DIRECTIVE A: Print the part of the rows that opens with their first line and closes with the line containing "ground PGND: [602, 262, 618, 279]", both ends included, copying each line unchanged.

EXTRACT TO READ:

[openssl-dev] [openssl.org #3951] [RFC][PATCH] Allow certificate time checks to be disabled

Alexander Gostrer agostrer at gmail.com
Wed Jul 22 15:02:46 UTC 2015


Hi David,

I think that both your proposals will add vulnerabilities. With your
proposal I anticipate that many careless application developers will
disable the date checking forever. As a result, consumers will be blaming
openssl, not these developers.

Current solution for kernels and other firmware without a reliable RTC is
to issue certificates that are valid from 1969 to 2037. We will have a
Y2037 problem similar to Y2000 but this is a wide problem, much wider than
openssl can solve at the moment.

Regards,
Alex Gostrer


On Wed, Jul 22, 2015 at 6:09 AM, Woodhouse, David via RT <rt at openssl.org>
wrote:

> There are various circumstances in which it makes no sense to be
> checking the start and end times of a certificate's validity.
>
> When validating OS kernel drivers, or indeed when validating the OS
> kernel itself when the firmware loads it, we *really* don't want to
> have a built-in obsolescence date after which the system will no longer
> function. That would be a bad thing even if we *could* reliably trust
> the system's real time clock at this stage in the boot sequence.

DIRECTIVE B: Output, word for word, the part of the email that opens with the words "On Wed, Jul" and closes with "a certificate's validity.".

RECORDS PROVIDED:
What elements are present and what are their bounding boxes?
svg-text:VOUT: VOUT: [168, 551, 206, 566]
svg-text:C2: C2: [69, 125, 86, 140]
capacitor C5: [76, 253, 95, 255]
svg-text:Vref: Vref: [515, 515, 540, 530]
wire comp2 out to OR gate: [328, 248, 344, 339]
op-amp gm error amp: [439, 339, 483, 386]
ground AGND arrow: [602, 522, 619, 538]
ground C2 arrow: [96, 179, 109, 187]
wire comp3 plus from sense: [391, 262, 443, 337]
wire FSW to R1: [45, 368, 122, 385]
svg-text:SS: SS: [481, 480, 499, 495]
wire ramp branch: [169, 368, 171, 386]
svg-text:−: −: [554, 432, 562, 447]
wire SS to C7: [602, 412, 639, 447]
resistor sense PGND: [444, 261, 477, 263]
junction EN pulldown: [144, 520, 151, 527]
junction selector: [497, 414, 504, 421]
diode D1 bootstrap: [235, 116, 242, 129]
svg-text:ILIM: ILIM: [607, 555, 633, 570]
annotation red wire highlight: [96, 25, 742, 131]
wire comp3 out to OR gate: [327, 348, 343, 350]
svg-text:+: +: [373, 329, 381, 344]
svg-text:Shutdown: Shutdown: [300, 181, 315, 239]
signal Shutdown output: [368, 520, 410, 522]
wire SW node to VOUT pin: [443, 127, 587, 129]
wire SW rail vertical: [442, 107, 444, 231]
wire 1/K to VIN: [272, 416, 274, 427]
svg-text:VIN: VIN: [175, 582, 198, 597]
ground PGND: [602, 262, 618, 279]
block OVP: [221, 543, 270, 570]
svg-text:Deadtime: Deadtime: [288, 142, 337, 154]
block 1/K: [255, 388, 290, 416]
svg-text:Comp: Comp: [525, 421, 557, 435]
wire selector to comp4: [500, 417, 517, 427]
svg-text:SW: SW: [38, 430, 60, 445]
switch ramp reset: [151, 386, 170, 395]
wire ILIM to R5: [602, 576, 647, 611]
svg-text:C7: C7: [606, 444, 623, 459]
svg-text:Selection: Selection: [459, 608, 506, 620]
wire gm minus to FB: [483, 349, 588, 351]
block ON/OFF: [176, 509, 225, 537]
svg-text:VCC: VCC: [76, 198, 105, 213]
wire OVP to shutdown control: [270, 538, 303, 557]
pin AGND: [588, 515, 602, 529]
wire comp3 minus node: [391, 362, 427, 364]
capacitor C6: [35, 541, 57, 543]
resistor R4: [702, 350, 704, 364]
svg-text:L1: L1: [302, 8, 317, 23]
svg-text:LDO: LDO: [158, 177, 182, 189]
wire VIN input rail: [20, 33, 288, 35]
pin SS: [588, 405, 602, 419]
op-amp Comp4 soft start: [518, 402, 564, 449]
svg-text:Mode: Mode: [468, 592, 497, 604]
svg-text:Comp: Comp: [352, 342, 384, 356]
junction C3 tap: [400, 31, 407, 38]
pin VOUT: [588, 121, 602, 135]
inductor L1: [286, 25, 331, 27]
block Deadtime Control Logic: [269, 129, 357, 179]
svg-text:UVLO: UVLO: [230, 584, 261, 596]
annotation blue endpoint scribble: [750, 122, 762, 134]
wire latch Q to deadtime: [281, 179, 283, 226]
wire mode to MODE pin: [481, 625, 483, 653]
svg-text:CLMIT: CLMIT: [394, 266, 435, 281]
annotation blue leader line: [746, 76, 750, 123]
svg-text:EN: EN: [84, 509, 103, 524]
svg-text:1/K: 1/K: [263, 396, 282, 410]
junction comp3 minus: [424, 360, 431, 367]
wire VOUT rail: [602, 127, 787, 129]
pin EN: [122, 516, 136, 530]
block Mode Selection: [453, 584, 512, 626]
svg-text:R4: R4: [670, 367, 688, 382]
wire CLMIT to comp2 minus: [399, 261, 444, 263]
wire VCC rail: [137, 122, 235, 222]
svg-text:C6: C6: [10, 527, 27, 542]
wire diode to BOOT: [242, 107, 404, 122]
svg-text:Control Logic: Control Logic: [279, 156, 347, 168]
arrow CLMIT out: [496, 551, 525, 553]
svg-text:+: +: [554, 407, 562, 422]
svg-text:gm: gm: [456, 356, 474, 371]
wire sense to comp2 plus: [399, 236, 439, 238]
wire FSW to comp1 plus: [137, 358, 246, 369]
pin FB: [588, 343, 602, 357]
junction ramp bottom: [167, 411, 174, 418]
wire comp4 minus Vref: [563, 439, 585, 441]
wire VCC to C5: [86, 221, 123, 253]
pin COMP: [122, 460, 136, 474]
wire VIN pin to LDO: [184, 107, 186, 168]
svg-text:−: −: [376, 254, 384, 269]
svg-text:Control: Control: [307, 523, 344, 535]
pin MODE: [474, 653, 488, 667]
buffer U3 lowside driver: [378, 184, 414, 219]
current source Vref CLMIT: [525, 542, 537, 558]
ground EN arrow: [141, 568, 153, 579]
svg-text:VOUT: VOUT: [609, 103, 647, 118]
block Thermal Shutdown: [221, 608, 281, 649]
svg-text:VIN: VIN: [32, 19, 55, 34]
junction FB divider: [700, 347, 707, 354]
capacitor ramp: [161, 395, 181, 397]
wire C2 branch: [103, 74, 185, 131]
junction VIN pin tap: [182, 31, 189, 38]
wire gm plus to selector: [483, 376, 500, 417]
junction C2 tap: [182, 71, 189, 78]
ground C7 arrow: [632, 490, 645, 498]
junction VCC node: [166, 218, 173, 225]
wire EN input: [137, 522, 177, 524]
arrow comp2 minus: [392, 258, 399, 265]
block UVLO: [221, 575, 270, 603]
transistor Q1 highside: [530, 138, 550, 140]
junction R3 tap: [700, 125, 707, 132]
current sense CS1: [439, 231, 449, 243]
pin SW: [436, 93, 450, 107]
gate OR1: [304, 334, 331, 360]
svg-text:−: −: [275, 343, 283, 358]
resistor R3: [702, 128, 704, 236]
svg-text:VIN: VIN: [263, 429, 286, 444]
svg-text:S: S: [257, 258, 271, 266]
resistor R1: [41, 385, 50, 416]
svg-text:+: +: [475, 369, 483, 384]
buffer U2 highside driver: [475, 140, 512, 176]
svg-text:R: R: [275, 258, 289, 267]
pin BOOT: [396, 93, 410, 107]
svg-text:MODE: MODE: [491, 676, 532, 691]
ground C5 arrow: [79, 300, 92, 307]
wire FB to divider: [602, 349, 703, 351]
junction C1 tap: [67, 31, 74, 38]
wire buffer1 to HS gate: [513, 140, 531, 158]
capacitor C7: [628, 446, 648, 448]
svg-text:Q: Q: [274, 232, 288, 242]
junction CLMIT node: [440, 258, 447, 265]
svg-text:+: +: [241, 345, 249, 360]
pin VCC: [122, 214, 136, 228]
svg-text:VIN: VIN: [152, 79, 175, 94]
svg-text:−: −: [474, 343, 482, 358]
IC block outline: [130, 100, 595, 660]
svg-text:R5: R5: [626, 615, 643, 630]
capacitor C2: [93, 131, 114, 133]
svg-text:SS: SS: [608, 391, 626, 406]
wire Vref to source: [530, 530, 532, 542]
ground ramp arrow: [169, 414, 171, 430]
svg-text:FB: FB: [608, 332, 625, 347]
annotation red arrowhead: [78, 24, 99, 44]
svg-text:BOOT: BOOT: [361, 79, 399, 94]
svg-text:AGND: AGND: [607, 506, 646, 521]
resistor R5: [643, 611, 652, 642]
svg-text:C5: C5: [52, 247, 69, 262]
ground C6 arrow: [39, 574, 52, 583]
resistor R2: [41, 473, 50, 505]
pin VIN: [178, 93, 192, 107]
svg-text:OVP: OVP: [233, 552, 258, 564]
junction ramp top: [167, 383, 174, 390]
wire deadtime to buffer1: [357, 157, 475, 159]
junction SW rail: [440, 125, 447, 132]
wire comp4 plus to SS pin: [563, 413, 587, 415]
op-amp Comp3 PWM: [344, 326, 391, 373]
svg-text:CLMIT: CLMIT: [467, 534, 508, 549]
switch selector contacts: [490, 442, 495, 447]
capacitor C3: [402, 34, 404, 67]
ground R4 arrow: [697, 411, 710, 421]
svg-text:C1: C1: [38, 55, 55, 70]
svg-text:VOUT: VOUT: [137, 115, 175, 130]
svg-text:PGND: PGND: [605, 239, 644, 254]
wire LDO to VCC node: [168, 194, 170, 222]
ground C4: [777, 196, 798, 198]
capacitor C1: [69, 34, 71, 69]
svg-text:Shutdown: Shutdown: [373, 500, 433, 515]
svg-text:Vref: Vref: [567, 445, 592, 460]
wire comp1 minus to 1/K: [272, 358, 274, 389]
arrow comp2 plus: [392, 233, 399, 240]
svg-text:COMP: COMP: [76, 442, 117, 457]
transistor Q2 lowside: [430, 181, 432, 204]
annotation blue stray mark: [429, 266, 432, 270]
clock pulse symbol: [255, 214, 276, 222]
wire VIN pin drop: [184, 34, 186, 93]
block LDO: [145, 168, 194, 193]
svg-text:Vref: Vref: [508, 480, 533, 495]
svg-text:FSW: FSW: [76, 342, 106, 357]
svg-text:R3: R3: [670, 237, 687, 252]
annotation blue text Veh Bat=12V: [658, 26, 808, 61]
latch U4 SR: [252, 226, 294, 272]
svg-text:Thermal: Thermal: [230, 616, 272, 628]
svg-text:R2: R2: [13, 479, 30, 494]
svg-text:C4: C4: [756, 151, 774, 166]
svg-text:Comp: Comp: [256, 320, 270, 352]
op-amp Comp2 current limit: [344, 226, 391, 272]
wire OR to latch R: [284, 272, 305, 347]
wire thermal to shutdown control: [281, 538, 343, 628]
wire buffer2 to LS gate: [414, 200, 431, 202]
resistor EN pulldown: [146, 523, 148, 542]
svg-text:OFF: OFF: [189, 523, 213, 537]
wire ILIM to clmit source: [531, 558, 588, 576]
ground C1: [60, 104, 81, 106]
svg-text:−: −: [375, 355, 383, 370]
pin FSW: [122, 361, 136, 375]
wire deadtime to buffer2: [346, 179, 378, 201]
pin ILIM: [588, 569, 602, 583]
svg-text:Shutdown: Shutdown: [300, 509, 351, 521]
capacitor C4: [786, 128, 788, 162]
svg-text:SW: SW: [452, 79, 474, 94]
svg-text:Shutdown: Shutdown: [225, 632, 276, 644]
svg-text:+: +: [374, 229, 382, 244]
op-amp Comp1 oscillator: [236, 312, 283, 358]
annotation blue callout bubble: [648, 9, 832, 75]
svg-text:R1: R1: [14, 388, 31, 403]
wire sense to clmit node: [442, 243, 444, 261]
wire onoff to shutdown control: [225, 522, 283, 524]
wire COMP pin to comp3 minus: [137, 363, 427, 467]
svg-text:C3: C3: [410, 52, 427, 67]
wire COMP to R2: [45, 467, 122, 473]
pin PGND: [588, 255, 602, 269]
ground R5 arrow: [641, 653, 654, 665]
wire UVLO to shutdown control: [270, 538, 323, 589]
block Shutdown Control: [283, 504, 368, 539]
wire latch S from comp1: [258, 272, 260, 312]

TASK OUTPUT A:
What elements are present and what are their bounding boxes?
svg-text:VOUT: VOUT: [168, 551, 206, 566]
svg-text:C2: C2: [69, 125, 86, 140]
capacitor C5: [76, 253, 95, 255]
svg-text:Vref: Vref: [515, 515, 540, 530]
wire comp2 out to OR gate: [328, 248, 344, 339]
op-amp gm error amp: [439, 339, 483, 386]
ground AGND arrow: [602, 522, 619, 538]
ground C2 arrow: [96, 179, 109, 187]
wire comp3 plus from sense: [391, 262, 443, 337]
wire FSW to R1: [45, 368, 122, 385]
svg-text:SS: SS: [481, 480, 499, 495]
wire ramp branch: [169, 368, 171, 386]
svg-text:−: −: [554, 432, 562, 447]
wire SS to C7: [602, 412, 639, 447]
resistor sense PGND: [444, 261, 477, 263]
junction EN pulldown: [144, 520, 151, 527]
junction selector: [497, 414, 504, 421]
diode D1 bootstrap: [235, 116, 242, 129]
svg-text:ILIM: ILIM: [607, 555, 633, 570]
annotation red wire highlight: [96, 25, 742, 131]
wire comp3 out to OR gate: [327, 348, 343, 350]
svg-text:+: +: [373, 329, 381, 344]
svg-text:Shutdown: Shutdown: [300, 181, 315, 239]
signal Shutdown output: [368, 520, 410, 522]
wire SW node to VOUT pin: [443, 127, 587, 129]
wire SW rail vertical: [442, 107, 444, 231]
wire 1/K to VIN: [272, 416, 274, 427]
svg-text:VIN: VIN: [175, 582, 198, 597]
ground PGND: [602, 262, 618, 279]

TASK OUTPUT B:
On Wed, Jul 22, 2015 at 6:09 AM, Woodhouse, David via RT <rt at openssl.org>
wrote:

> There are various circumstances in which it makes no sense to be
> checking the start and end times of a certificate's validity.